Filter the records below for the word "prefix". Copy each line that holds it.

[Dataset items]

-- begin --

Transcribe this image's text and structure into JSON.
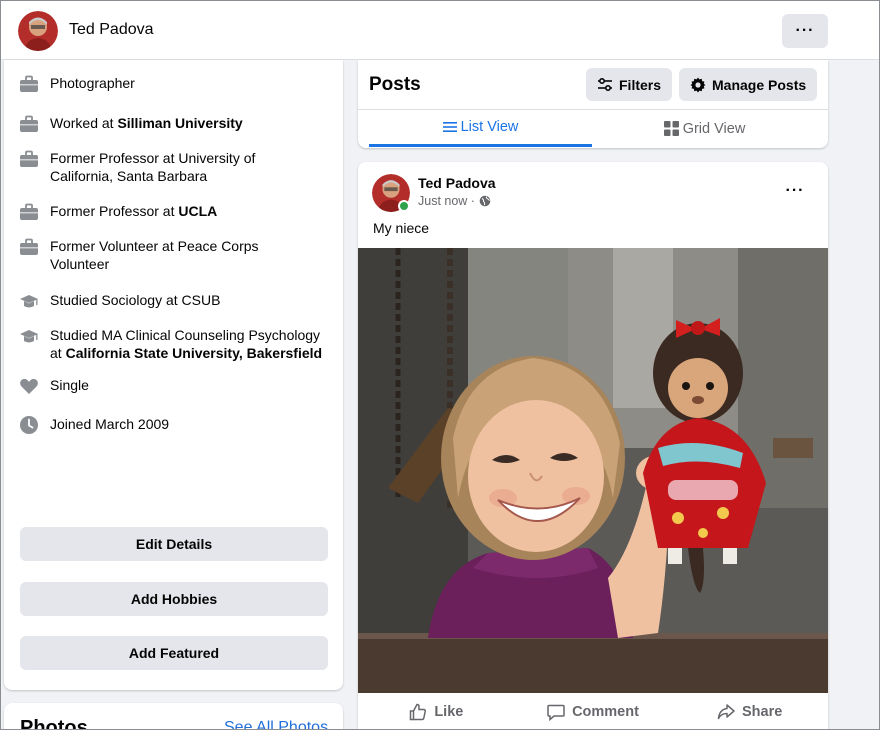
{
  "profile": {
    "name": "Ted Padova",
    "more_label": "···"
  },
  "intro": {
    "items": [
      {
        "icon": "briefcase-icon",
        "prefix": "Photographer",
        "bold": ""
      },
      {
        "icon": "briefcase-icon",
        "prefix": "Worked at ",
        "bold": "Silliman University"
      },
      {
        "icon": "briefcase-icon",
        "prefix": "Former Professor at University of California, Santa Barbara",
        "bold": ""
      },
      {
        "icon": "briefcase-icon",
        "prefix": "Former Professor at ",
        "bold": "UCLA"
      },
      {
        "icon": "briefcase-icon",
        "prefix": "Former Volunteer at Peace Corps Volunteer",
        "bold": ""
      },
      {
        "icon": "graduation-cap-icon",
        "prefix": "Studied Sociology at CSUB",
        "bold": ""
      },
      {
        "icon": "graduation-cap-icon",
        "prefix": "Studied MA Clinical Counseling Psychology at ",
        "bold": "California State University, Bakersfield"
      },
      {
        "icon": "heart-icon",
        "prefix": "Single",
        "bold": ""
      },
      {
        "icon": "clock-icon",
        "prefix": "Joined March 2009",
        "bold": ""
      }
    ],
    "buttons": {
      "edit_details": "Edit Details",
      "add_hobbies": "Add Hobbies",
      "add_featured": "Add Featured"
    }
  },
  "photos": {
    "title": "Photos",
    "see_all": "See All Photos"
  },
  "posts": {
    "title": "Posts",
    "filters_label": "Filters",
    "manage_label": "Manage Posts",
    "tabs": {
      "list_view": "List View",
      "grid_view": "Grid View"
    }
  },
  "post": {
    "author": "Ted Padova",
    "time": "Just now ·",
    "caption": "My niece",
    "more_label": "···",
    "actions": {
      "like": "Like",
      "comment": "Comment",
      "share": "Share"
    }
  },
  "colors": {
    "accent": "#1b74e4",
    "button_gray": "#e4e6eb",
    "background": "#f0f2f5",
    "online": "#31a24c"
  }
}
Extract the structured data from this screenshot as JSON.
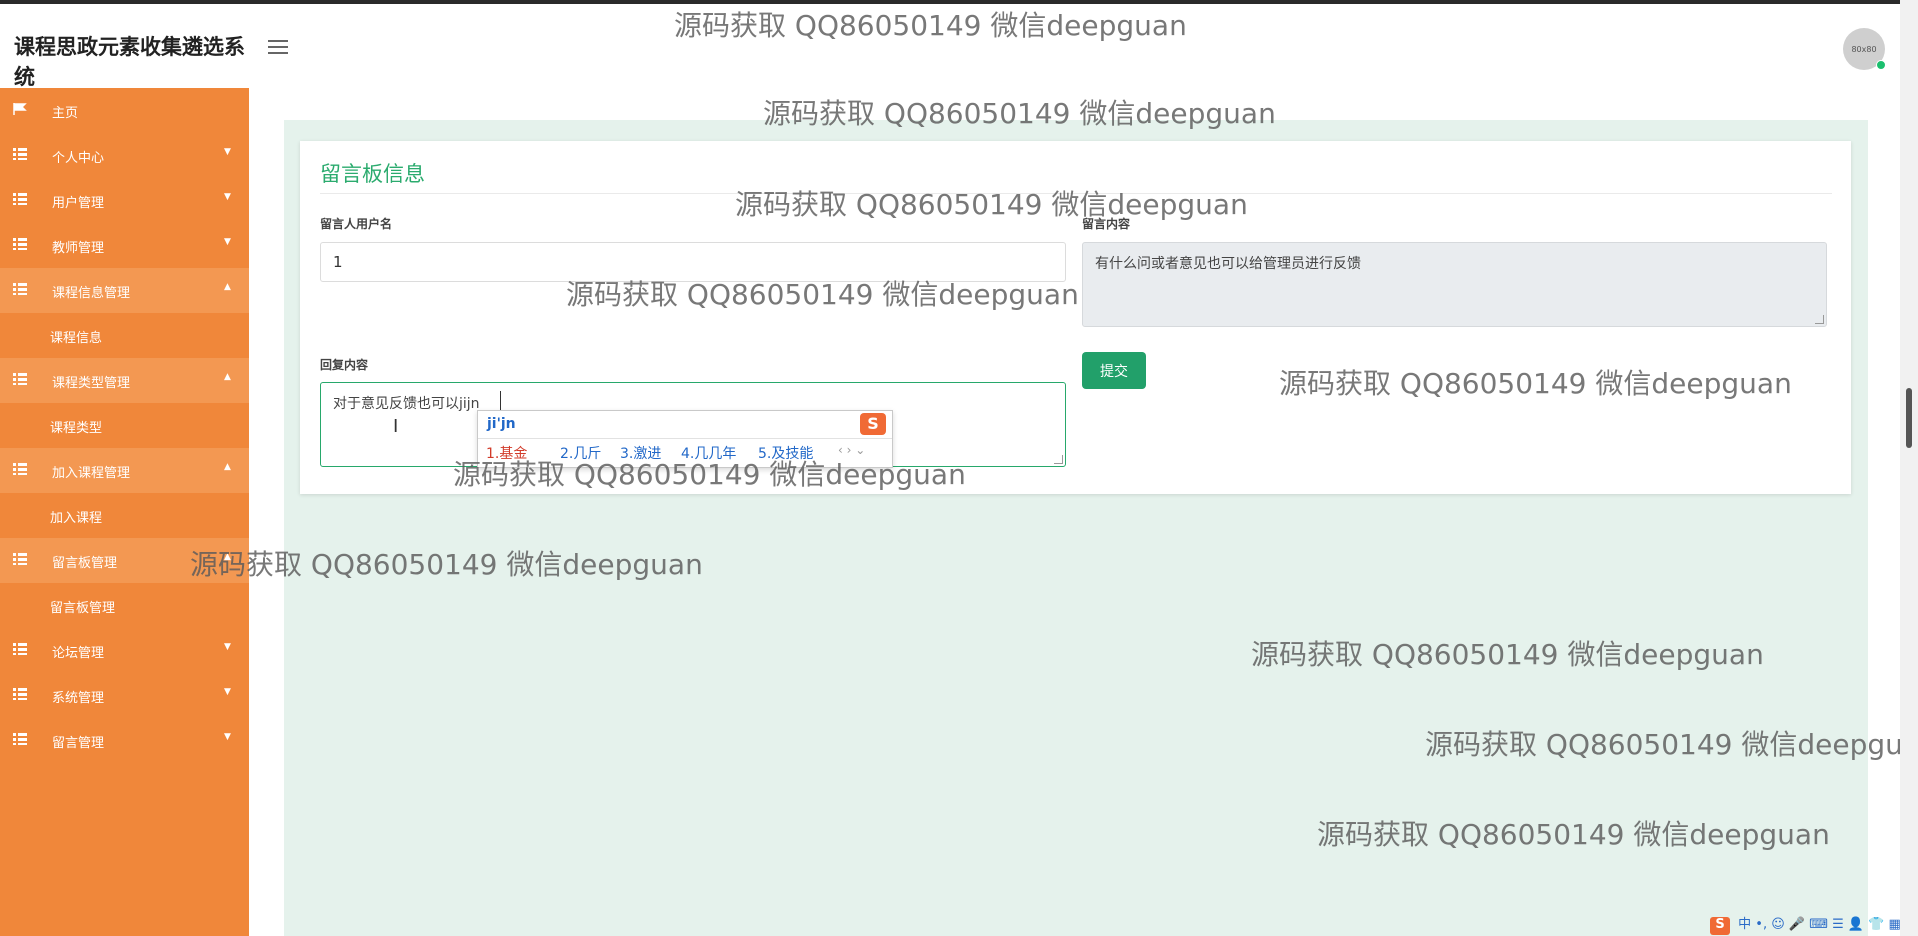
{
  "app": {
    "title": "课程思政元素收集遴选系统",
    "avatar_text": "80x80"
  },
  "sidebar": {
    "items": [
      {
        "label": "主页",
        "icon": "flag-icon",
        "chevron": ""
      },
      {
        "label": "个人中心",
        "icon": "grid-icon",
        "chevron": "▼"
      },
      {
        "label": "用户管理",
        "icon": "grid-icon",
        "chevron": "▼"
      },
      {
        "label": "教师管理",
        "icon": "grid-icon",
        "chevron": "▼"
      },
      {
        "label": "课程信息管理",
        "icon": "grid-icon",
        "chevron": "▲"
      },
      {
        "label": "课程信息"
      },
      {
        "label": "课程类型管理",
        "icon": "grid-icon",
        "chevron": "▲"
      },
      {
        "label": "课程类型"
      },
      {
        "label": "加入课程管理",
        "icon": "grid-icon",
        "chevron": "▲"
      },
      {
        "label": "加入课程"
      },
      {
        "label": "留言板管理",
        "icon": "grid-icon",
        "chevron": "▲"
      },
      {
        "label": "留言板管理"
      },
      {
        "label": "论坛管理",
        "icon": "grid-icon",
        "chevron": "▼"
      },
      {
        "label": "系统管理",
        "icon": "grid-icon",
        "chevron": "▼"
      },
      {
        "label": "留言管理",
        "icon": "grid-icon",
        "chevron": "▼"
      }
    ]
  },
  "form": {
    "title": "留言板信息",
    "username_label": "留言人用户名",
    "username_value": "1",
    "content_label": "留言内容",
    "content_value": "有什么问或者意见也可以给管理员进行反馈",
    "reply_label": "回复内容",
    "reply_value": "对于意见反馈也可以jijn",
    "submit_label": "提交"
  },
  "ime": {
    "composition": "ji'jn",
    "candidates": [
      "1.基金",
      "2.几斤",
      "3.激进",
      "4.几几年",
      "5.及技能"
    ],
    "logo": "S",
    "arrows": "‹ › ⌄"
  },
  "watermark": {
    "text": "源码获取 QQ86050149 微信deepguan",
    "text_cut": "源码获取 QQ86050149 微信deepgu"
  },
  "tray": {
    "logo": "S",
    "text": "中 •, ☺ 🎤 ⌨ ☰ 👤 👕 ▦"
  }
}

-- end --

**Complete answer:**
        "prefix": "Photographer",
        "prefix": "Worked at ",
        "prefix": "Former Professor at University of California, Santa Barbara",
        "prefix": "Former Professor at ",
        "prefix": "Former Volunteer at Peace Corps Volunteer",
        "prefix": "Studied Sociology at CSUB",
        "prefix": "Studied MA Clinical Counseling Psychology at ",
        "prefix": "Single",
        "prefix": "Joined March 2009",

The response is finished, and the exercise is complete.